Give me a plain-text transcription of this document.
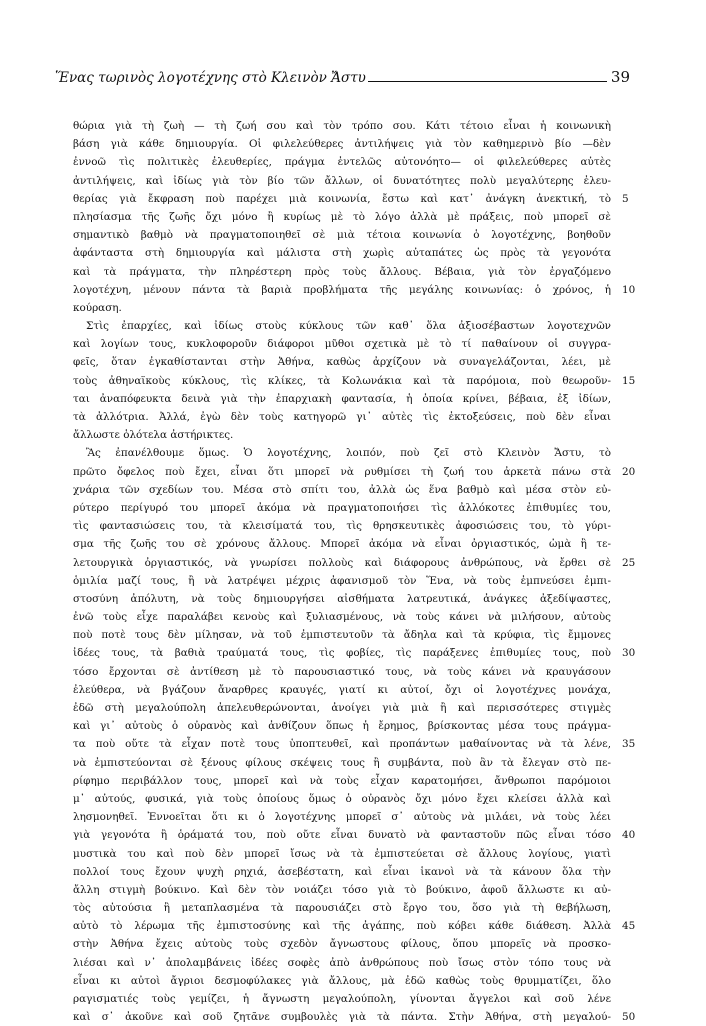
Ἕνας τωρινὸς λογοτέχνης στὸ Κλεινὸν Ἄστυ	39
θώρια γιὰ τὴ ζωὴ — τὴ ζωή σου καὶ τὸν τρόπο σου. Κάτι τέτοιο εἶναι ἡ κοινωνικὴ
βάση γιὰ κάθε δημιουργία. Οἱ φιλελεύθερες ἀντιλήψεις γιὰ τὸν καθημερινὸ βίο —δὲν
ἐννοῶ τὶς πολιτικὲς ἐλευθερίες, πράγμα ἐντελῶς αὐτονόητο— οἱ φιλελεύθερες αὐτὲς
ἀντιλήψεις, καὶ ἰδίως γιὰ τὸν βίο τῶν ἄλλων, οἱ δυνατότητες πολὺ μεγαλύτερης ἐλευ-
θερίας γιὰ ἔκφραση ποὺ παρέχει μιὰ κοινωνία, ἔστω καὶ κατ᾽ ἀνάγκη ἀνεκτική, τὸ 5
πλησίασμα τῆς ζωῆς ὄχι μόνο ἢ κυρίως μὲ τὸ λόγο ἀλλὰ μὲ πράξεις, ποὺ μπορεῖ σὲ
σημαντικὸ βαθμὸ νὰ πραγματοποιηθεῖ σὲ μιὰ τέτοια κοινωνία ὁ λογοτέχνης, βοηθοῦν
ἀφάνταστα στὴ δημιουργία καὶ μάλιστα στὴ χωρὶς αὐταπάτες ὡς πρὸς τὰ γεγονότα
καὶ τὰ πράγματα, τὴν πληρέστερη πρὸς τοὺς ἄλλους. Βέβαια, γιὰ τὸν ἐργαζόμενο
λογοτέχνη, μένουν πάντα τὰ βαριὰ προβλήματα τῆς μεγάλης κοινωνίας: ὁ χρόνος, ἡ 10
κούραση.
Στὶς ἐπαρχίες, καὶ ἰδίως στοὺς κύκλους τῶν καθ᾽ ὅλα ἀξιοσέβαστων λογοτεχνῶν
καὶ λογίων τους, κυκλοφοροῦν διάφοροι μῦθοι σχετικὰ μὲ τὸ τί παθαίνουν οἱ συγγρα-
φεῖς, ὅταν ἐγκαθίστανται στὴν Ἀθήνα, καθὼς ἀρχίζουν νὰ συναγελάζονται, λέει, μὲ
τοὺς ἀθηναϊκοὺς κύκλους, τὶς κλίκες, τὰ Κολωνάκια καὶ τὰ παρόμοια, ποὺ θεωροῦν- 15
ται ἀναπόφευκτα δεινὰ γιὰ τὴν ἐπαρχιακὴ φαντασία, ἡ ὁποία κρίνει, βέβαια, ἐξ ἰδίων,
τὰ ἀλλότρια. Ἀλλά, ἐγὼ δὲν τοὺς κατηγορῶ γι᾽ αὐτὲς τὶς ἐκτοξεύσεις, ποὺ δὲν εἶναι
ἄλλωστε ὁλότελα ἀστήρικτες.
Ἂς ἐπανέλθουμε ὅμως. Ὁ λογοτέχνης, λοιπόν, ποὺ ζεῖ στὸ Κλεινὸν Ἄστυ, τὸ
πρῶτο ὄφελος ποὺ ἔχει, εἶναι ὅτι μπορεῖ νὰ ρυθμίσει τὴ ζωή του ἀρκετὰ πάνω στὰ 20
χνάρια τῶν σχεδίων του. Μέσα στὸ σπίτι του, ἀλλὰ ὡς ἕνα βαθμὸ καὶ μέσα στὸν εὐ-
ρύτερο περίγυρό του μπορεῖ ἀκόμα νὰ πραγματοποιήσει τὶς ἀλλόκοτες ἐπιθυμίες του,
τὶς φαντασιώσεις του, τὰ κλεισίματά του, τὶς θρησκευτικὲς ἀφοσιώσεις του, τὸ γύρι-
σμα τῆς ζωῆς του σὲ χρόνους ἄλλους. Μπορεῖ ἀκόμα νὰ εἶναι ὀργιαστικός, ὠμὰ ἢ τε-
λετουργικὰ ὀργιαστικός, νὰ γνωρίσει πολλοὺς καὶ διάφορους ἀνθρώπους, νὰ ἔρθει σὲ 25
ὁμιλία μαζί τους, ἢ νὰ λατρέψει μέχρις ἀφανισμοῦ τὸν Ἕνα, νὰ τοὺς ἐμπνεύσει ἐμπι-
στοσύνη ἀπόλυτη, νὰ τοὺς δημιουργήσει αἰσθήματα λατρευτικά, ἀνάγκες ἀξεδίψαστες,
ἐνῶ τοὺς εἶχε παραλάβει κενοὺς καὶ ξυλιασμένους, νὰ τοὺς κάνει νὰ μιλήσουν, αὐτοὺς
ποὺ ποτὲ τους δὲν μίλησαν, νὰ τοῦ ἐμπιστευτοῦν τὰ ἄδηλα καὶ τὰ κρύφια, τὶς ἔμμονες
ἰδέες τους, τὰ βαθιὰ τραύματά τους, τὶς φοβίες, τὶς παράξενες ἐπιθυμίες τους, ποὺ 30
τόσο ἔρχονται σὲ ἀντίθεση μὲ τὸ παρουσιαστικό τους, νὰ τοὺς κάνει νὰ κραυγάσουν
ἐλεύθερα, νὰ βγάζουν ἄναρθρες κραυγές, γιατί κι αὐτοί, ὄχι οἱ λογοτέχνες μονάχα,
ἐδῶ στὴ μεγαλούπολη ἀπελευθερώνονται, ἀνοίγει γιὰ μιὰ ἢ καὶ περισσότερες στιγμὲς
καὶ γι᾽ αὐτοὺς ὁ οὐρανὸς καὶ ἀνθίζουν ὅπως ἡ ἔρημος, βρίσκοντας μέσα τους πράγμα-
τα ποὺ οὔτε τὰ εἶχαν ποτὲ τους ὑποπτευθεῖ, καὶ προπάντων μαθαίνοντας νὰ τὰ λένε, 35
νὰ ἐμπιστεύονται σὲ ξένους φίλους σκέψεις τους ἢ συμβάντα, ποὺ ἂν τὰ ἔλεγαν στὸ πε-
ρίφημο περιβάλλον τους, μπορεῖ καὶ νὰ τοὺς εἶχαν καρατομήσει, ἄνθρωποι παρόμοιοι
μ᾽ αὐτούς, φυσικά, γιὰ τοὺς ὁποίους ὅμως ὁ οὐρανὸς ὄχι μόνο ἔχει κλείσει ἀλλὰ καὶ
λησμονηθεῖ. Ἐννοεῖται ὅτι κι ὁ λογοτέχνης μπορεῖ σ᾽ αὐτοὺς νὰ μιλάει, νὰ τοὺς λέει
γιὰ γεγονότα ἢ ὁράματά του, ποὺ οὔτε εἶναι δυνατὸ νὰ φανταστοῦν πῶς εἶναι τόσο 40
μυστικὰ του καὶ ποὺ δὲν μπορεῖ ἴσως νὰ τὰ ἐμπιστεύεται σὲ ἄλλους λογίους, γιατὶ
πολλοί τους ἔχουν ψυχὴ ρηχιά, ἀσεβέστατη, καὶ εἶναι ἱκανοὶ νὰ τὰ κάνουν ὅλα τὴν
ἄλλη στιγμὴ βούκινο. Καὶ δὲν τὸν νοιάζει τόσο γιὰ τὸ βούκινο, ἀφοῦ ἄλλωστε κι αὐ-
τὸς αὐτούσια ἢ μεταπλασμένα τὰ παρουσιάζει στὸ ἔργο του, ὅσο γιὰ τὴ θεβήλωση,
αὐτὸ τὸ λέρωμα τῆς ἐμπιστοσύνης καὶ τῆς ἀγάπης, ποὺ κόβει κάθε διάθεση. Ἀλλὰ 45
στὴν Ἀθήνα ἔχεις αὐτοὺς τοὺς σχεδὸν ἄγνωστους φίλους, ὅπου μπορεῖς νὰ προσκο-
λιέσαι καὶ ν᾽ ἀπολαμβάνεις ἰδέες σοφὲς ἀπὸ ἀνθρώπους ποὺ ἴσως στὸν τόπο τους νὰ
εἶναι κι αὐτοὶ ἄγριοι δεσμοφύλακες γιὰ ἄλλους, μὰ ἐδῶ καθὼς τοὺς θρυμματίζει, ὅλο
ραγισματιές τοὺς γεμίζει, ἡ ἄγνωστη μεγαλούπολη, γίνονται ἄγγελοι καὶ σοῦ λένε
καὶ σ᾽ ἀκοῦνε καὶ σοῦ ζητᾶνε συμβουλὲς γιὰ τὰ πάντα. Στὴν Ἀθήνα, στὴ μεγαλού- 50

————

# [EXERCISE INSTRUCTIONS]
Using the records above, select and copy every line that has the word "οὔτε".

# [TASK SOLUTION]
τα ποὺ οὔτε τὰ εἶχαν ποτὲ τους ὑποπτευθεῖ, καὶ προπάντων μαθαίνοντας νὰ τὰ λένε, 35
γιὰ γεγονότα ἢ ὁράματά του, ποὺ οὔτε εἶναι δυνατὸ νὰ φανταστοῦν πῶς εἶναι τόσο 40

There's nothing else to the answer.